**TASK PROMPT**
Copy the entries word for word, from the first line through the line that contains "close-icon[interactable] [756, 204, 796, 244]", including both.

**GIVEN DATA**
+---+
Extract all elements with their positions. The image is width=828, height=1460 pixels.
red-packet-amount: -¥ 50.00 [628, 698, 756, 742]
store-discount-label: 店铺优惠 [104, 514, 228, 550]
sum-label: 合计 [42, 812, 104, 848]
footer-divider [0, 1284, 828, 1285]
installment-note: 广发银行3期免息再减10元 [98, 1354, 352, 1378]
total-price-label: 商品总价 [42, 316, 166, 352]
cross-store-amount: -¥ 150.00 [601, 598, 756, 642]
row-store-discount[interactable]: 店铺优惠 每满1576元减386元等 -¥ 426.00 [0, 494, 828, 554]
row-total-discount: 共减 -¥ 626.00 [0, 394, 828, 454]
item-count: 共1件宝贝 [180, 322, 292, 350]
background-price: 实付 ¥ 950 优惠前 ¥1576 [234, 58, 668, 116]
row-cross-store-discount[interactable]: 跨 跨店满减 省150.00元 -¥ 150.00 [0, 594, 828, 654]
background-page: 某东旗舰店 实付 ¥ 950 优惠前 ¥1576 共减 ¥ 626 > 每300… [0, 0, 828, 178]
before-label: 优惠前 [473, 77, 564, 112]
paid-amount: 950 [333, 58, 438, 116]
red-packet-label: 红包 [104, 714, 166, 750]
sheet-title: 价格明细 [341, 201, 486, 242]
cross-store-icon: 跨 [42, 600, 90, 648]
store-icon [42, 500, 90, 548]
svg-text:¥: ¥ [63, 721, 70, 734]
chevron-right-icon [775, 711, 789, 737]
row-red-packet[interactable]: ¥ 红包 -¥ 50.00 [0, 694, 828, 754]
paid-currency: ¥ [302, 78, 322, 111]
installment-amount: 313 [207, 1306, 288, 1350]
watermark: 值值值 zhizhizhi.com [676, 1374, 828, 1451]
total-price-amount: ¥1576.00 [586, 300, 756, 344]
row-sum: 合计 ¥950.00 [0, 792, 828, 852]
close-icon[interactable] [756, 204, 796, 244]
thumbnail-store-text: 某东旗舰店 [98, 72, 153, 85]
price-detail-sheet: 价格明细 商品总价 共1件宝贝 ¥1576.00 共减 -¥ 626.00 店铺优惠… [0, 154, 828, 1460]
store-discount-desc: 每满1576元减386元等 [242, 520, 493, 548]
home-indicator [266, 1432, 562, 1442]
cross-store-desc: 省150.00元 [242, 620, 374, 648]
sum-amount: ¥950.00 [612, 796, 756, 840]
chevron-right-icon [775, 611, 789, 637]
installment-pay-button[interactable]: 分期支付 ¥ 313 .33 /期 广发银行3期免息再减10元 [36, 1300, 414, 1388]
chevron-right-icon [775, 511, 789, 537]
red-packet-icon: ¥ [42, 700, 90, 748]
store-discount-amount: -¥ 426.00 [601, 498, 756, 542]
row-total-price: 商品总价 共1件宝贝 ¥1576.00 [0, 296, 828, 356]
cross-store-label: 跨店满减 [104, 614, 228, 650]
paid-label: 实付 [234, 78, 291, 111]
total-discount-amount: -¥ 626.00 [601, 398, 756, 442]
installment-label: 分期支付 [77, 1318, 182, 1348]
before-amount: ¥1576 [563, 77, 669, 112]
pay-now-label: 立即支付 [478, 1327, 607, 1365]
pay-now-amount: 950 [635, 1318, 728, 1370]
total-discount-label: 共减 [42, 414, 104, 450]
+---+
**SOLVED EXERCISE**
Extract all elements with their positions. The image is width=828, height=1460 pixels.
red-packet-amount: -¥ 50.00 [628, 698, 756, 742]
store-discount-label: 店铺优惠 [104, 514, 228, 550]
sum-label: 合计 [42, 812, 104, 848]
footer-divider [0, 1284, 828, 1285]
installment-note: 广发银行3期免息再减10元 [98, 1354, 352, 1378]
total-price-label: 商品总价 [42, 316, 166, 352]
cross-store-amount: -¥ 150.00 [601, 598, 756, 642]
row-store-discount[interactable]: 店铺优惠 每满1576元减386元等 -¥ 426.00 [0, 494, 828, 554]
row-total-discount: 共减 -¥ 626.00 [0, 394, 828, 454]
item-count: 共1件宝贝 [180, 322, 292, 350]
background-price: 实付 ¥ 950 优惠前 ¥1576 [234, 58, 668, 116]
row-cross-store-discount[interactable]: 跨 跨店满减 省150.00元 -¥ 150.00 [0, 594, 828, 654]
background-page: 某东旗舰店 实付 ¥ 950 优惠前 ¥1576 共减 ¥ 626 > 每300… [0, 0, 828, 178]
before-label: 优惠前 [473, 77, 564, 112]
paid-amount: 950 [333, 58, 438, 116]
red-packet-label: 红包 [104, 714, 166, 750]
sheet-title: 价格明细 [341, 201, 486, 242]
cross-store-icon: 跨 [42, 600, 90, 648]
store-icon [42, 500, 90, 548]
svg-text:¥: ¥ [63, 721, 70, 734]
chevron-right-icon [775, 711, 789, 737]
row-red-packet[interactable]: ¥ 红包 -¥ 50.00 [0, 694, 828, 754]
paid-currency: ¥ [302, 78, 322, 111]
installment-amount: 313 [207, 1306, 288, 1350]
watermark: 值值值 zhizhizhi.com [676, 1374, 828, 1451]
total-price-amount: ¥1576.00 [586, 300, 756, 344]
row-sum: 合计 ¥950.00 [0, 792, 828, 852]
close-icon[interactable] [756, 204, 796, 244]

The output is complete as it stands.